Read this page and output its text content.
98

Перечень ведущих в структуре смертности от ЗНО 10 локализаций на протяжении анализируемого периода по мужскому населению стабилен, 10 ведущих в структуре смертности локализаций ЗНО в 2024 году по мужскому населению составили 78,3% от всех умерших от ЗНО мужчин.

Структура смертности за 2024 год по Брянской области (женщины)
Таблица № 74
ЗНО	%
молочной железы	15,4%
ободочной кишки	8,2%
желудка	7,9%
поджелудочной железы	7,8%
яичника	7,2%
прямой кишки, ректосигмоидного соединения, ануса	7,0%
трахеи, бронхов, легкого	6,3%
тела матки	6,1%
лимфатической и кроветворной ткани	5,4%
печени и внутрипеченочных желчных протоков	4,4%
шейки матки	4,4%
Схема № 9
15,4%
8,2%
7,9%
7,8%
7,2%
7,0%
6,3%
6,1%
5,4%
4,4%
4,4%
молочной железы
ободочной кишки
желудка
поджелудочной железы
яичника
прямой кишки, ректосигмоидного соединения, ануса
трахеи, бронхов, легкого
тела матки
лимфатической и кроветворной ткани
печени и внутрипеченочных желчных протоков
---
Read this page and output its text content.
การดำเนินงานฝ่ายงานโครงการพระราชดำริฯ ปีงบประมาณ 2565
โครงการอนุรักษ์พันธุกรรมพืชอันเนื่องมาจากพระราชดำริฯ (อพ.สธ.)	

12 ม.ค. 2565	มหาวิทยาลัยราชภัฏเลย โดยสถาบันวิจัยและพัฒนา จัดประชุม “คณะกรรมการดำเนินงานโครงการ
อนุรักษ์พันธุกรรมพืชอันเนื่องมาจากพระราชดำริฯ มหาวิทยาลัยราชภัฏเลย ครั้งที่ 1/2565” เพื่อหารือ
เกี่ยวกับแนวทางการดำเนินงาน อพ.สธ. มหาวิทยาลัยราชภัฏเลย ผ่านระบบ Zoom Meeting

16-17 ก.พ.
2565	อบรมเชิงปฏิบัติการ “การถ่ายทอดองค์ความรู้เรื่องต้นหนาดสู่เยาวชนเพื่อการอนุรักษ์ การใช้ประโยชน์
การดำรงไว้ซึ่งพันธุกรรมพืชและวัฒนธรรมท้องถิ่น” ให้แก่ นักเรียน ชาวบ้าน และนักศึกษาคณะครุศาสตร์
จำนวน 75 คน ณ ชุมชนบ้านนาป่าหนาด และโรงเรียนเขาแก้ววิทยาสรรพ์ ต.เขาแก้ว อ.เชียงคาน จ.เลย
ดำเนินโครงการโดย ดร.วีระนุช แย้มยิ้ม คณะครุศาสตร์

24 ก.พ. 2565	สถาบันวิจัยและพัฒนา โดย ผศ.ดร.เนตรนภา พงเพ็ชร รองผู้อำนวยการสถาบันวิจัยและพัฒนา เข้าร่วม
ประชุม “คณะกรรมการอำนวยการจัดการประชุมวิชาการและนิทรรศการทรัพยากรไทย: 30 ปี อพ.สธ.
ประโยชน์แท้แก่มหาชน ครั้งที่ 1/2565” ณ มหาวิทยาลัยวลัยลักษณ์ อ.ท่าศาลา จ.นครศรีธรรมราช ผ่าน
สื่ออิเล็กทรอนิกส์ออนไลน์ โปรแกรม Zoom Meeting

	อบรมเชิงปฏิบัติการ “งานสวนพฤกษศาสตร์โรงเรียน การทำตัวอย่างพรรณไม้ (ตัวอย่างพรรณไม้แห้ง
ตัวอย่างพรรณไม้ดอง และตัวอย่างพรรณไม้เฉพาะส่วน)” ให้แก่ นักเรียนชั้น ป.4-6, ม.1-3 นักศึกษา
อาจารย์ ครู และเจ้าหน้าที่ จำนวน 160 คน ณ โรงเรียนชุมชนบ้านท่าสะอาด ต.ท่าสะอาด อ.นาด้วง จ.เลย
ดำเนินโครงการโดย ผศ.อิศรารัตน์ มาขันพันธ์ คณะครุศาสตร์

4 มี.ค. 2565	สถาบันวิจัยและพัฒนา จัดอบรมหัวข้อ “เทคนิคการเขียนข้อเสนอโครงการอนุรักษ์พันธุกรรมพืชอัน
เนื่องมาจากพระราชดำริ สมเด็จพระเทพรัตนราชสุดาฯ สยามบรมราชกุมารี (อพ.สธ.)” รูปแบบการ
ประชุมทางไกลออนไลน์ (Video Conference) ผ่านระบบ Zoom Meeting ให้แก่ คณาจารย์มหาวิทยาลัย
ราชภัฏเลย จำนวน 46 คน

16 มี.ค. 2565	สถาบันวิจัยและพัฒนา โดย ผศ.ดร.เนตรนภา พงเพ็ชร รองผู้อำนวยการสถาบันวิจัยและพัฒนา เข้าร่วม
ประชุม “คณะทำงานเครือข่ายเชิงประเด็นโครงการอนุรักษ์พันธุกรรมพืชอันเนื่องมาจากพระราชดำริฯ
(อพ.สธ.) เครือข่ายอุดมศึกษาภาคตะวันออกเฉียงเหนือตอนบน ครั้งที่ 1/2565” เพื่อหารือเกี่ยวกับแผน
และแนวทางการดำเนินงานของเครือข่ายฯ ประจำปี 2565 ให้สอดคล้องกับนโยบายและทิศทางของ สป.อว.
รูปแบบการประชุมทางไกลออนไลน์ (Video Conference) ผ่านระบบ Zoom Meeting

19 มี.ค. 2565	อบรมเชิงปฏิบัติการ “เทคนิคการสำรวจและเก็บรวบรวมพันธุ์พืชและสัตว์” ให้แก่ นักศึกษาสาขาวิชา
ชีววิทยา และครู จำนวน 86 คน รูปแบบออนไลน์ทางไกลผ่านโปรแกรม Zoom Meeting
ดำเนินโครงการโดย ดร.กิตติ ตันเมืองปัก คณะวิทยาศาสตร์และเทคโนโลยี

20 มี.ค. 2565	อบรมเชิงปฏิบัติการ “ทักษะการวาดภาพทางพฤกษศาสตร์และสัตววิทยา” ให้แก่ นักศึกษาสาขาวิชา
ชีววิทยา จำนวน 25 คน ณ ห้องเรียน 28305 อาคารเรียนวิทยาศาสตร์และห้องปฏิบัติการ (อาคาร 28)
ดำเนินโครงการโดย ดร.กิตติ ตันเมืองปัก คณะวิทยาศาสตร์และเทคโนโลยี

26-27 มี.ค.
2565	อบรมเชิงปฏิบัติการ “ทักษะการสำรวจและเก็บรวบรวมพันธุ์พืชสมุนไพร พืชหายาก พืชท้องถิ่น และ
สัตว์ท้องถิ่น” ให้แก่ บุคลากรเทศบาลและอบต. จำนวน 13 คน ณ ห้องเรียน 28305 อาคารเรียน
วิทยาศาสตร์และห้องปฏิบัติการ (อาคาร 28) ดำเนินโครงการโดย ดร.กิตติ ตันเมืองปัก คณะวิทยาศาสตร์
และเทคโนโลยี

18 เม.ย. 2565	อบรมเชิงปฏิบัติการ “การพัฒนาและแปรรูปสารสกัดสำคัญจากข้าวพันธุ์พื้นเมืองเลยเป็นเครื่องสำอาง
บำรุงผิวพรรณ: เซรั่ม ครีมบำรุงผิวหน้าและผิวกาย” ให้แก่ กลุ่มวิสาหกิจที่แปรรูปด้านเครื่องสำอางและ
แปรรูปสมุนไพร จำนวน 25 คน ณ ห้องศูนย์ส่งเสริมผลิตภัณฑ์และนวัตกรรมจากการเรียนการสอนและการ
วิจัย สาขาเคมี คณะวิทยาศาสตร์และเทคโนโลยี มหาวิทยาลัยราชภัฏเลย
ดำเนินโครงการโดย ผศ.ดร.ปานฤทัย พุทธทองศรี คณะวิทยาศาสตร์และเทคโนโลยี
---
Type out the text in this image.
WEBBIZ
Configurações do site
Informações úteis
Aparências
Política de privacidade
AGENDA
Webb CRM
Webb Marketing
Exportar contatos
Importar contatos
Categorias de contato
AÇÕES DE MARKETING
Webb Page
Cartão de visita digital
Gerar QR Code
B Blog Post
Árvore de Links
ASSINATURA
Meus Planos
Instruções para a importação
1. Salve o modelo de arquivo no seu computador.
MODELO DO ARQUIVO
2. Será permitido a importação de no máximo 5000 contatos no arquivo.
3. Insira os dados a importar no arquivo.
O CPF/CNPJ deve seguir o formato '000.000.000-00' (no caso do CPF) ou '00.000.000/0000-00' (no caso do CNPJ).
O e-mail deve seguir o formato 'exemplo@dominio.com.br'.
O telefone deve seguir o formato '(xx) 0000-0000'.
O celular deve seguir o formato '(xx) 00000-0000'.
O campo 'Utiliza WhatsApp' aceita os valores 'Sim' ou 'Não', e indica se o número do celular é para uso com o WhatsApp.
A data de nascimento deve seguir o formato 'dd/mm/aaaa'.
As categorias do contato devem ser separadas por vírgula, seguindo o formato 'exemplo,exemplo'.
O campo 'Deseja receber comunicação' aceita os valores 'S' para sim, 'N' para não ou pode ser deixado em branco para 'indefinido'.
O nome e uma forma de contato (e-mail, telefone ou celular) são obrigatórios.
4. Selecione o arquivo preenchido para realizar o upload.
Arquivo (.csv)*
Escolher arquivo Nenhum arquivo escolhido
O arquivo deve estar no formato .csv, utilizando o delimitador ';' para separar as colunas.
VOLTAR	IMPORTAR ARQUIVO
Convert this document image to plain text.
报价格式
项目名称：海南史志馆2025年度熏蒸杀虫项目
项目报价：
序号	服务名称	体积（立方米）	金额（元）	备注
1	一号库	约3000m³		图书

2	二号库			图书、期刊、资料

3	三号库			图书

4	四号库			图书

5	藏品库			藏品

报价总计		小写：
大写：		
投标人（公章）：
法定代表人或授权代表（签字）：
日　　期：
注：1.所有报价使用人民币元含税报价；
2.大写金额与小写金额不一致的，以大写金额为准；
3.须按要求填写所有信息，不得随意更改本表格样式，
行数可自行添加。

*YOUR OBJECTIVE:*
In the entries above, find every line with the word "ยและพ" and list it.

*SOLUTION TO THE PROBLEM:*
12 ม.ค. 2565	มหาวิทยาลัยราชภัฏเลย โดยสถาบันวิจัยและพัฒนา จัดประชุม “คณะกรรมการดำเนินงานโครงการ
24 ก.พ. 2565	สถาบันวิจัยและพัฒนา โดย ผศ.ดร.เนตรนภา พงเพ็ชร รองผู้อำนวยการสถาบันวิจัยและพัฒนา เข้าร่วม
4 มี.ค. 2565	สถาบันวิจัยและพัฒนา จัดอบรมหัวข้อ “เทคนิคการเขียนข้อเสนอโครงการอนุรักษ์พันธุกรรมพืชอัน
16 มี.ค. 2565	สถาบันวิจัยและพัฒนา โดย ผศ.ดร.เนตรนภา พงเพ็ชร รองผู้อำนวยการสถาบันวิจัยและพัฒนา เข้าร่วม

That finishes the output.